Collect all lines below with the string "Малое".

================

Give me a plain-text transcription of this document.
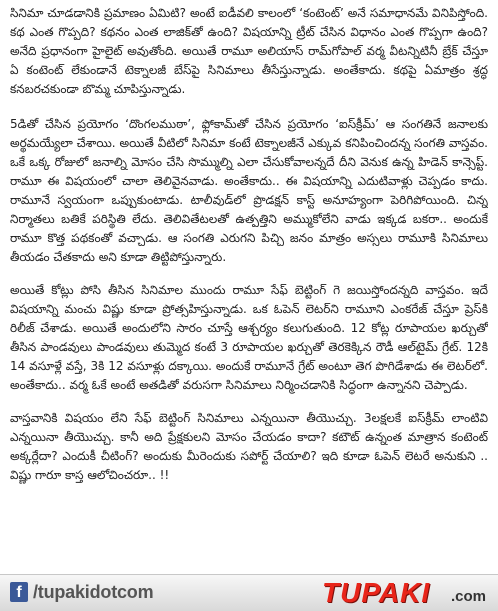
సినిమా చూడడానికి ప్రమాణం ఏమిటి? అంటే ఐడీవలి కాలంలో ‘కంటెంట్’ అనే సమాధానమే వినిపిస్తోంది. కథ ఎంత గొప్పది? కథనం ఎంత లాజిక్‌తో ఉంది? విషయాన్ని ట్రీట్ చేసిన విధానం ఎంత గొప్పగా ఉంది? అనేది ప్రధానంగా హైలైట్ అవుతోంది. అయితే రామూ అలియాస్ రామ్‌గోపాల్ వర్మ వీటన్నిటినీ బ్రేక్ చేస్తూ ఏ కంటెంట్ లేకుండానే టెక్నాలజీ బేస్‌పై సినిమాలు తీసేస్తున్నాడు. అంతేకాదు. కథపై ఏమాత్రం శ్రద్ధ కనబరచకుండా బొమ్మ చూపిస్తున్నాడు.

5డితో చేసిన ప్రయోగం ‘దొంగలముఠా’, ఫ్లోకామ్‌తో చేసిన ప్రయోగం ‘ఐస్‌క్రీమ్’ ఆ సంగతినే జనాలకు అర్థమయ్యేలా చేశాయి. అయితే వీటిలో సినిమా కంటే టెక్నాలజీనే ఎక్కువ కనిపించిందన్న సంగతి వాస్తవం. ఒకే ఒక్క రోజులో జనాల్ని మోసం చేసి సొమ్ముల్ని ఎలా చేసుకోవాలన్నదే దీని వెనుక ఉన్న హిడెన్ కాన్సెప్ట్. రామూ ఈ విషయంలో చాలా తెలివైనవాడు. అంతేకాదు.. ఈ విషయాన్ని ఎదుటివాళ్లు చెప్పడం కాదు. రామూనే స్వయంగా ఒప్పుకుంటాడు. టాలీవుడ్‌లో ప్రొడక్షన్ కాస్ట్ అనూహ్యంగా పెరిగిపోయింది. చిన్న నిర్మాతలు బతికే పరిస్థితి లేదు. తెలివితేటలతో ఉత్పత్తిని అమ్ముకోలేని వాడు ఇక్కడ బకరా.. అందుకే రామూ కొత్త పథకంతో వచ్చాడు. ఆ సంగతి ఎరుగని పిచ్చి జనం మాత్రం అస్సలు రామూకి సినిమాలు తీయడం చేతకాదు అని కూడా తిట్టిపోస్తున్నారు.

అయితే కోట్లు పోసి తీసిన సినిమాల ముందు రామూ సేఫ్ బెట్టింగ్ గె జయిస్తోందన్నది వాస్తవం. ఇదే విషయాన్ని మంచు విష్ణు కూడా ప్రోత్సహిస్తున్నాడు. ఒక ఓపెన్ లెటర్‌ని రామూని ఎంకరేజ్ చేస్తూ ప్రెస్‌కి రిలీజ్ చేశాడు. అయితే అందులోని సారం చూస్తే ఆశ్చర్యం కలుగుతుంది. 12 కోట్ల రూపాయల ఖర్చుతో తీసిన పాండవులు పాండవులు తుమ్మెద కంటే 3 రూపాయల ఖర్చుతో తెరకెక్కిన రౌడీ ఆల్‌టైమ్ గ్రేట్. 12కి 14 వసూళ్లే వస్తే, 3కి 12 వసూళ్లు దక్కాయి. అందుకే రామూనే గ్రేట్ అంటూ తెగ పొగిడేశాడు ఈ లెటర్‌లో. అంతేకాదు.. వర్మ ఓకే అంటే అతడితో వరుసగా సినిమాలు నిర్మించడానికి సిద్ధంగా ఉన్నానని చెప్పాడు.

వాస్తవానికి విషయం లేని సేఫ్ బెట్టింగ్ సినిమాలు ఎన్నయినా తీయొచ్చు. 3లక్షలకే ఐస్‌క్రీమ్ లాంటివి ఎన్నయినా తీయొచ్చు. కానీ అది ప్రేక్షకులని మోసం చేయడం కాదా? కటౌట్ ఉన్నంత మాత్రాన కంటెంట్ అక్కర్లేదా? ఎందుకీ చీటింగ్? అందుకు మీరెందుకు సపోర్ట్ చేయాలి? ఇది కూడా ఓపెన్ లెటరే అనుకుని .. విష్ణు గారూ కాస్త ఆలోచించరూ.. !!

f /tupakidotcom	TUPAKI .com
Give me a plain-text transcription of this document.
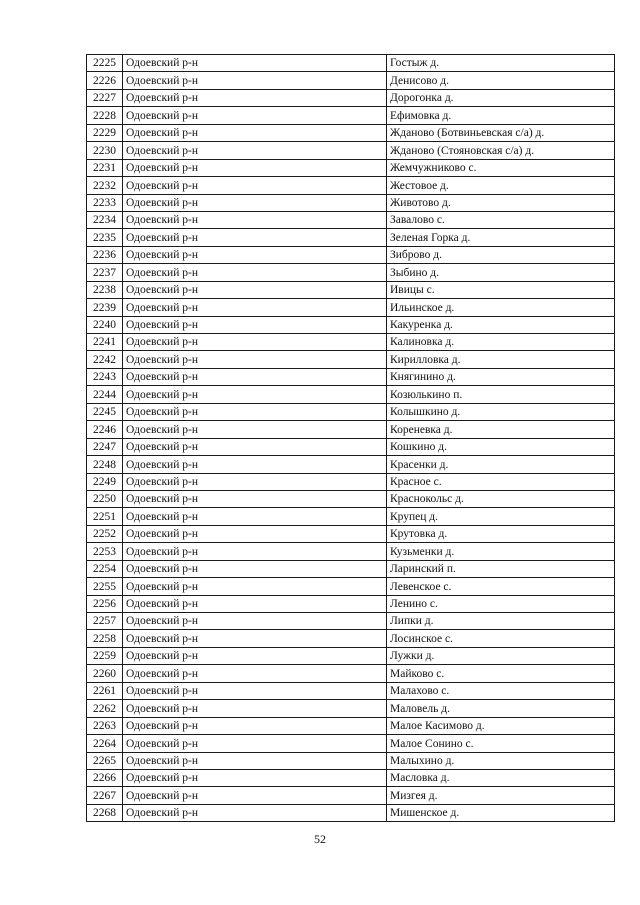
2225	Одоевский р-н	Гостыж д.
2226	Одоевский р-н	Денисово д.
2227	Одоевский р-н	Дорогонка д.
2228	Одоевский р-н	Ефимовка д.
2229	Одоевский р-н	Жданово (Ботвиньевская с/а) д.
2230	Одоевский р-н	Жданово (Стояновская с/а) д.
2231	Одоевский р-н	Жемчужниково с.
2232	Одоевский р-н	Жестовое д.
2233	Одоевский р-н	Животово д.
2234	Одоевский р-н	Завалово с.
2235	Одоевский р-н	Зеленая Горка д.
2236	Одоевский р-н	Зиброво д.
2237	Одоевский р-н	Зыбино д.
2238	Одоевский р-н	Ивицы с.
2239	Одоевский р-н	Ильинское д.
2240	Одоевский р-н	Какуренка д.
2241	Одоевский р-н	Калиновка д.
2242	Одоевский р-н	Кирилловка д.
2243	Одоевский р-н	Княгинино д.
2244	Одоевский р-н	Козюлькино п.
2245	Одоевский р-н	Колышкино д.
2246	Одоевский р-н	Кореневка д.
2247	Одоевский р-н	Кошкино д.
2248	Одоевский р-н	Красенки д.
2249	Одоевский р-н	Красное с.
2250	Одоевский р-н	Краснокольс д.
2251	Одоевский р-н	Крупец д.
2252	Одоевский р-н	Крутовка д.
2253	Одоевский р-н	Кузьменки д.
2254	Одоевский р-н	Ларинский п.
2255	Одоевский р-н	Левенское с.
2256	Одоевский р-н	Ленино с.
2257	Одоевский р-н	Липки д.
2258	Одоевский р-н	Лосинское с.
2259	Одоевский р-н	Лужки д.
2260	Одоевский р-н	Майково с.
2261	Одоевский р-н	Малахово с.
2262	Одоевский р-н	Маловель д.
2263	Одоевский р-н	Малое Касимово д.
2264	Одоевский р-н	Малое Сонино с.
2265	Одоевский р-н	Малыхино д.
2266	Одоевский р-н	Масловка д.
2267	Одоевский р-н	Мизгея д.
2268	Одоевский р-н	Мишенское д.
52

================

**EXERCISE RESPONSE**
2263	Одоевский р-н	Малое Касимово д.
2264	Одоевский р-н	Малое Сонино с.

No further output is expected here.